[begin Listed records]

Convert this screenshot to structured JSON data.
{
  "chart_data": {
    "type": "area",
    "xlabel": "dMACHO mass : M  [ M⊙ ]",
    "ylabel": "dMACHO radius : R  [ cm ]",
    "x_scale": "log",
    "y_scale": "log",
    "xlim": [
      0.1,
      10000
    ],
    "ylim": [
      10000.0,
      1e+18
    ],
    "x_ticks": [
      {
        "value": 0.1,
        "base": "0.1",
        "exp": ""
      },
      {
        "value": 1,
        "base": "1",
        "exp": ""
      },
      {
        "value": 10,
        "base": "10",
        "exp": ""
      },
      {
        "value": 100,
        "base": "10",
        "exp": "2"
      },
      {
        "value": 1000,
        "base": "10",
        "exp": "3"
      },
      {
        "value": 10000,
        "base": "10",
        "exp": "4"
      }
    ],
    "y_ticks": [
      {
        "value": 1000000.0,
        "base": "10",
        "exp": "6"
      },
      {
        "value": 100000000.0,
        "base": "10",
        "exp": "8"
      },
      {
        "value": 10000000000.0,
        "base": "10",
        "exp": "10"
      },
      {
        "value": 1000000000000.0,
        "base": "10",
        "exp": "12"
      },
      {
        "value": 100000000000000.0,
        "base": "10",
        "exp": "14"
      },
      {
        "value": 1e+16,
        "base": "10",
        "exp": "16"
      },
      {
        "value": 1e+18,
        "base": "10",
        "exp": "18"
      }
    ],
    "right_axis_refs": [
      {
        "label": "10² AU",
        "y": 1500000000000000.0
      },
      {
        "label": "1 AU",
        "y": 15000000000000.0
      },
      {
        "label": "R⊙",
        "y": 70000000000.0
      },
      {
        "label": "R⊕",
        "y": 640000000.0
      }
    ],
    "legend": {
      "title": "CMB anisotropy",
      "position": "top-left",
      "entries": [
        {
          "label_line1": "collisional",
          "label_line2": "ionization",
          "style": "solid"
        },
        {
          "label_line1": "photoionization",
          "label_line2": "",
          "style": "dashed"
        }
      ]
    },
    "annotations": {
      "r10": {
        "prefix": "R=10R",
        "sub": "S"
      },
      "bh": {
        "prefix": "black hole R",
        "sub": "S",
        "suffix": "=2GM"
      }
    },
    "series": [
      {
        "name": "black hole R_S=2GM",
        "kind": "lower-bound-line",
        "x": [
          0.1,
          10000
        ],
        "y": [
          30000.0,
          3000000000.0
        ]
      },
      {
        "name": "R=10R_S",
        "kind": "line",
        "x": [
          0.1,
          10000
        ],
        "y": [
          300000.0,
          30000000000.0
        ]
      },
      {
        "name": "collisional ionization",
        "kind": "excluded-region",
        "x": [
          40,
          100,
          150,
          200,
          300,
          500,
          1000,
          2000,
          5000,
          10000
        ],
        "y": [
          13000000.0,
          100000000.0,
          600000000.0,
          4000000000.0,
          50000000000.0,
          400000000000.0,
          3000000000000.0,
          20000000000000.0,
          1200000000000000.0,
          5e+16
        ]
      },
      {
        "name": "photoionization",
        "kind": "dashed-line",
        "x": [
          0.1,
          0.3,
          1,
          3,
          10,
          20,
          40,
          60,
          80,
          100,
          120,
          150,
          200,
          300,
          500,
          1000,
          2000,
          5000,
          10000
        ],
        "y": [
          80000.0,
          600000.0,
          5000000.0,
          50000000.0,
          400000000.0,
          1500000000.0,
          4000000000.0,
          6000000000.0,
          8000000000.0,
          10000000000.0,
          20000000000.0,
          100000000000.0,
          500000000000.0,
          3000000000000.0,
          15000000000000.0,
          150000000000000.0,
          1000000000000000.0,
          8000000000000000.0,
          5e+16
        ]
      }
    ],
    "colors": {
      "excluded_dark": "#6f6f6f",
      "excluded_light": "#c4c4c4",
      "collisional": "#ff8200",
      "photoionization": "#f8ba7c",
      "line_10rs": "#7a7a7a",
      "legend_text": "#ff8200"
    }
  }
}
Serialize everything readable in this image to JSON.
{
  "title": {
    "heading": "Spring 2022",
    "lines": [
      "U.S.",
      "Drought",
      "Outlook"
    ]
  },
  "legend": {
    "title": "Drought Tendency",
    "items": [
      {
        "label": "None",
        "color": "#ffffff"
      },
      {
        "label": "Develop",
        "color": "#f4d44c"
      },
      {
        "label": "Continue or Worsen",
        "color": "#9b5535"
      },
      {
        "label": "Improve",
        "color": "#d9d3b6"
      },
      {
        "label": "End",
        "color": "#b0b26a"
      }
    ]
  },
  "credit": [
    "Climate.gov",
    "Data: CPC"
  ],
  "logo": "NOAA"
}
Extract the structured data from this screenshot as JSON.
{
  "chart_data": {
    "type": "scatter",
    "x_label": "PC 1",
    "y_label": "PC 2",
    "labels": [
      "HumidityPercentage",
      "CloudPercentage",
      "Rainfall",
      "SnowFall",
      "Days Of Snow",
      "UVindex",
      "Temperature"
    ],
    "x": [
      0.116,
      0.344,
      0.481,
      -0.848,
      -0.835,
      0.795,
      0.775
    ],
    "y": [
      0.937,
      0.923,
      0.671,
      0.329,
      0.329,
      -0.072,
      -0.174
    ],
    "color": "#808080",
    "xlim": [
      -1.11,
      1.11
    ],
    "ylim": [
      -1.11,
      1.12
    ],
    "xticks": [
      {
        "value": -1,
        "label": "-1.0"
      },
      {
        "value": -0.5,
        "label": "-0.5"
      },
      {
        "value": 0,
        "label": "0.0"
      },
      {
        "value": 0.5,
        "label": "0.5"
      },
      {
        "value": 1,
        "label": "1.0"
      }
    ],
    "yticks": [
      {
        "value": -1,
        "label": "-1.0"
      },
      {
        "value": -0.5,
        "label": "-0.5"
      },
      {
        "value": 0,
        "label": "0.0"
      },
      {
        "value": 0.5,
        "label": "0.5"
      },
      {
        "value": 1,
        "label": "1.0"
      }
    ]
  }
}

[end Listed records]

▶ **What the task requires**: Copy only this span: the line that contains "Extract the structured", the last line, and every line between them.

▶ **Exercise response**:
Extract the structured data from this screenshot as JSON.
{
  "chart_data": {
    "type": "scatter",
    "x_label": "PC 1",
    "y_label": "PC 2",
    "labels": [
      "HumidityPercentage",
      "CloudPercentage",
      "Rainfall",
      "SnowFall",
      "Days Of Snow",
      "UVindex",
      "Temperature"
    ],
    "x": [
      0.116,
      0.344,
      0.481,
      -0.848,
      -0.835,
      0.795,
      0.775
    ],
    "y": [
      0.937,
      0.923,
      0.671,
      0.329,
      0.329,
      -0.072,
      -0.174
    ],
    "color": "#808080",
    "xlim": [
      -1.11,
      1.11
    ],
    "ylim": [
      -1.11,
      1.12
    ],
    "xticks": [
      {
        "value": -1,
        "label": "-1.0"
      },
      {
        "value": -0.5,
        "label": "-0.5"
      },
      {
        "value": 0,
        "label": "0.0"
      },
      {
        "value": 0.5,
        "label": "0.5"
      },
      {
        "value": 1,
        "label": "1.0"
      }
    ],
    "yticks": [
      {
        "value": -1,
        "label": "-1.0"
      },
      {
        "value": -0.5,
        "label": "-0.5"
      },
      {
        "value": 0,
        "label": "0.0"
      },
      {
        "value": 0.5,
        "label": "0.5"
      },
      {
        "value": 1,
        "label": "1.0"
      }
    ]
  }
}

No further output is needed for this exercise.